Saved entries
......

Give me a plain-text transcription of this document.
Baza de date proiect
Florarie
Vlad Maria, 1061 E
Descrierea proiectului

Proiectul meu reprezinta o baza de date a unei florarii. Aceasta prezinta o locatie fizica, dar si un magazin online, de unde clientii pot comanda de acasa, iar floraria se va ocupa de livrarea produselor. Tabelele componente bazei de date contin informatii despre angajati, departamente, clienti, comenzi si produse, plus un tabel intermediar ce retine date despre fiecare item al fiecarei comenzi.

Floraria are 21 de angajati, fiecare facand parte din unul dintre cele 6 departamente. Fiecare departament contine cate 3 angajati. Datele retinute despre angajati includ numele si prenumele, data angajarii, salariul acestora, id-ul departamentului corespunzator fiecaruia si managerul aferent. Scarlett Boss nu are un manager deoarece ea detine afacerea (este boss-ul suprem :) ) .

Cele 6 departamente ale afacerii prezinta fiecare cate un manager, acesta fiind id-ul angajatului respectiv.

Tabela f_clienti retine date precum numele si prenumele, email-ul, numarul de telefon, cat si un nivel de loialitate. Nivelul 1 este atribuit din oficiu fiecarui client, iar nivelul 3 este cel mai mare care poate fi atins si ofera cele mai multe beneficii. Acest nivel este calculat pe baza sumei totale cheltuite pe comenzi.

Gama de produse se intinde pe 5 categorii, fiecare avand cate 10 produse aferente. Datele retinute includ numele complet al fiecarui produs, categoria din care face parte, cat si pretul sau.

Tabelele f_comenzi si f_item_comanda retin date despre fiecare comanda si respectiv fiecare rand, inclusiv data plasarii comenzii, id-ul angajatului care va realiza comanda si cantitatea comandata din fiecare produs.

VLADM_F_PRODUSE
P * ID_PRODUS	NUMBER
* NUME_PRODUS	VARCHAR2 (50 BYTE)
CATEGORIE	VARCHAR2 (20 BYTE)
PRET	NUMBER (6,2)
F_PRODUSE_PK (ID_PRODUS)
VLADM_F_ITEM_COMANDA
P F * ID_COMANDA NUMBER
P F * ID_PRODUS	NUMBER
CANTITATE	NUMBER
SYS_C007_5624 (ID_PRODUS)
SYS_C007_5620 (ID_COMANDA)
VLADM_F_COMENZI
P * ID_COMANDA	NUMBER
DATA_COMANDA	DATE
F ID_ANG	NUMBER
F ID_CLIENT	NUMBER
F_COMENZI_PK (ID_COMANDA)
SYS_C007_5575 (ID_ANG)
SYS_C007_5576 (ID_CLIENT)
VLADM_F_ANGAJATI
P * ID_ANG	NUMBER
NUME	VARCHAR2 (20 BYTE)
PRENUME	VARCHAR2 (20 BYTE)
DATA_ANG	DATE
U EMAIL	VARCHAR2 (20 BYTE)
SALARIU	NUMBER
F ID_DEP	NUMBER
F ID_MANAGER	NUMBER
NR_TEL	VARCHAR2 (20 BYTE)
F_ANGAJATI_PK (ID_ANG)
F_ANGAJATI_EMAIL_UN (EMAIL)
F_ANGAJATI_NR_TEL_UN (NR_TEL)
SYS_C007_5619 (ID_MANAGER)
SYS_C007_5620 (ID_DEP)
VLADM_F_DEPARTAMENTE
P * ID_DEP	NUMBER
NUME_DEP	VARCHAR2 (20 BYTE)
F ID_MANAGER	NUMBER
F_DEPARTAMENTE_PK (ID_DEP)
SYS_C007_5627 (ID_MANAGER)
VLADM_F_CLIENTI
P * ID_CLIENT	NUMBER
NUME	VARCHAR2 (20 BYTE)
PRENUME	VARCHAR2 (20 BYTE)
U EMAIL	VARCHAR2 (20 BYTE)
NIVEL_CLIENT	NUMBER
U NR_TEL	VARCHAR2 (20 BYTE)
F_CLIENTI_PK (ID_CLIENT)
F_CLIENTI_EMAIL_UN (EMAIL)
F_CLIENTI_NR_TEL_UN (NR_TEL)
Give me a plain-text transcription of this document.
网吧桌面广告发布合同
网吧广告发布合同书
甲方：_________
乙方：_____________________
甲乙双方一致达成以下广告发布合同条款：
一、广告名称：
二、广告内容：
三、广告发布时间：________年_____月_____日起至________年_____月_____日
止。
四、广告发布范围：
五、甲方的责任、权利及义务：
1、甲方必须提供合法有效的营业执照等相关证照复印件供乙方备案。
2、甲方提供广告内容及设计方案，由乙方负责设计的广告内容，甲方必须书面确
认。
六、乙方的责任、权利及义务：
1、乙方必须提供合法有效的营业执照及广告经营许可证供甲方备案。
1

......

**WHAT THE TASK ASKS**
Write out the full set of records exactly as given.

**FULL ANSWER**
Give me a plain-text transcription of this document.
Baza de date proiect
Florarie
Vlad Maria, 1061 E
Descrierea proiectului

Proiectul meu reprezinta o baza de date a unei florarii. Aceasta prezinta o locatie fizica, dar si un magazin online, de unde clientii pot comanda de acasa, iar floraria se va ocupa de livrarea produselor. Tabelele componente bazei de date contin informatii despre angajati, departamente, clienti, comenzi si produse, plus un tabel intermediar ce retine date despre fiecare item al fiecarei comenzi.

Floraria are 21 de angajati, fiecare facand parte din unul dintre cele 6 departamente. Fiecare departament contine cate 3 angajati. Datele retinute despre angajati includ numele si prenumele, data angajarii, salariul acestora, id-ul departamentului corespunzator fiecaruia si managerul aferent. Scarlett Boss nu are un manager deoarece ea detine afacerea (este boss-ul suprem :) ) .

Cele 6 departamente ale afacerii prezinta fiecare cate un manager, acesta fiind id-ul angajatului respectiv.

Tabela f_clienti retine date precum numele si prenumele, email-ul, numarul de telefon, cat si un nivel de loialitate. Nivelul 1 este atribuit din oficiu fiecarui client, iar nivelul 3 este cel mai mare care poate fi atins si ofera cele mai multe beneficii. Acest nivel este calculat pe baza sumei totale cheltuite pe comenzi.

Gama de produse se intinde pe 5 categorii, fiecare avand cate 10 produse aferente. Datele retinute includ numele complet al fiecarui produs, categoria din care face parte, cat si pretul sau.

Tabelele f_comenzi si f_item_comanda retin date despre fiecare comanda si respectiv fiecare rand, inclusiv data plasarii comenzii, id-ul angajatului care va realiza comanda si cantitatea comandata din fiecare produs.

VLADM_F_PRODUSE
P * ID_PRODUS	NUMBER
* NUME_PRODUS	VARCHAR2 (50 BYTE)
CATEGORIE	VARCHAR2 (20 BYTE)
PRET	NUMBER (6,2)
F_PRODUSE_PK (ID_PRODUS)
VLADM_F_ITEM_COMANDA
P F * ID_COMANDA NUMBER
P F * ID_PRODUS	NUMBER
CANTITATE	NUMBER
SYS_C007_5624 (ID_PRODUS)
SYS_C007_5620 (ID_COMANDA)
VLADM_F_COMENZI
P * ID_COMANDA	NUMBER
DATA_COMANDA	DATE
F ID_ANG	NUMBER
F ID_CLIENT	NUMBER
F_COMENZI_PK (ID_COMANDA)
SYS_C007_5575 (ID_ANG)
SYS_C007_5576 (ID_CLIENT)
VLADM_F_ANGAJATI
P * ID_ANG	NUMBER
NUME	VARCHAR2 (20 BYTE)
PRENUME	VARCHAR2 (20 BYTE)
DATA_ANG	DATE
U EMAIL	VARCHAR2 (20 BYTE)
SALARIU	NUMBER
F ID_DEP	NUMBER
F ID_MANAGER	NUMBER
NR_TEL	VARCHAR2 (20 BYTE)
F_ANGAJATI_PK (ID_ANG)
F_ANGAJATI_EMAIL_UN (EMAIL)
F_ANGAJATI_NR_TEL_UN (NR_TEL)
SYS_C007_5619 (ID_MANAGER)
SYS_C007_5620 (ID_DEP)
VLADM_F_DEPARTAMENTE
P * ID_DEP	NUMBER
NUME_DEP	VARCHAR2 (20 BYTE)
F ID_MANAGER	NUMBER
F_DEPARTAMENTE_PK (ID_DEP)
SYS_C007_5627 (ID_MANAGER)
VLADM_F_CLIENTI
P * ID_CLIENT	NUMBER
NUME	VARCHAR2 (20 BYTE)
PRENUME	VARCHAR2 (20 BYTE)
U EMAIL	VARCHAR2 (20 BYTE)
NIVEL_CLIENT	NUMBER
U NR_TEL	VARCHAR2 (20 BYTE)
F_CLIENTI_PK (ID_CLIENT)
F_CLIENTI_EMAIL_UN (EMAIL)
F_CLIENTI_NR_TEL_UN (NR_TEL)
Give me a plain-text transcription of this document.
网吧桌面广告发布合同
网吧广告发布合同书
甲方：_________
乙方：_____________________
甲乙双方一致达成以下广告发布合同条款：
一、广告名称：
二、广告内容：
三、广告发布时间：________年_____月_____日起至________年_____月_____日
止。
四、广告发布范围：
五、甲方的责任、权利及义务：
1、甲方必须提供合法有效的营业执照等相关证照复印件供乙方备案。
2、甲方提供广告内容及设计方案，由乙方负责设计的广告内容，甲方必须书面确
认。
六、乙方的责任、权利及义务：
1、乙方必须提供合法有效的营业执照及广告经营许可证供甲方备案。
1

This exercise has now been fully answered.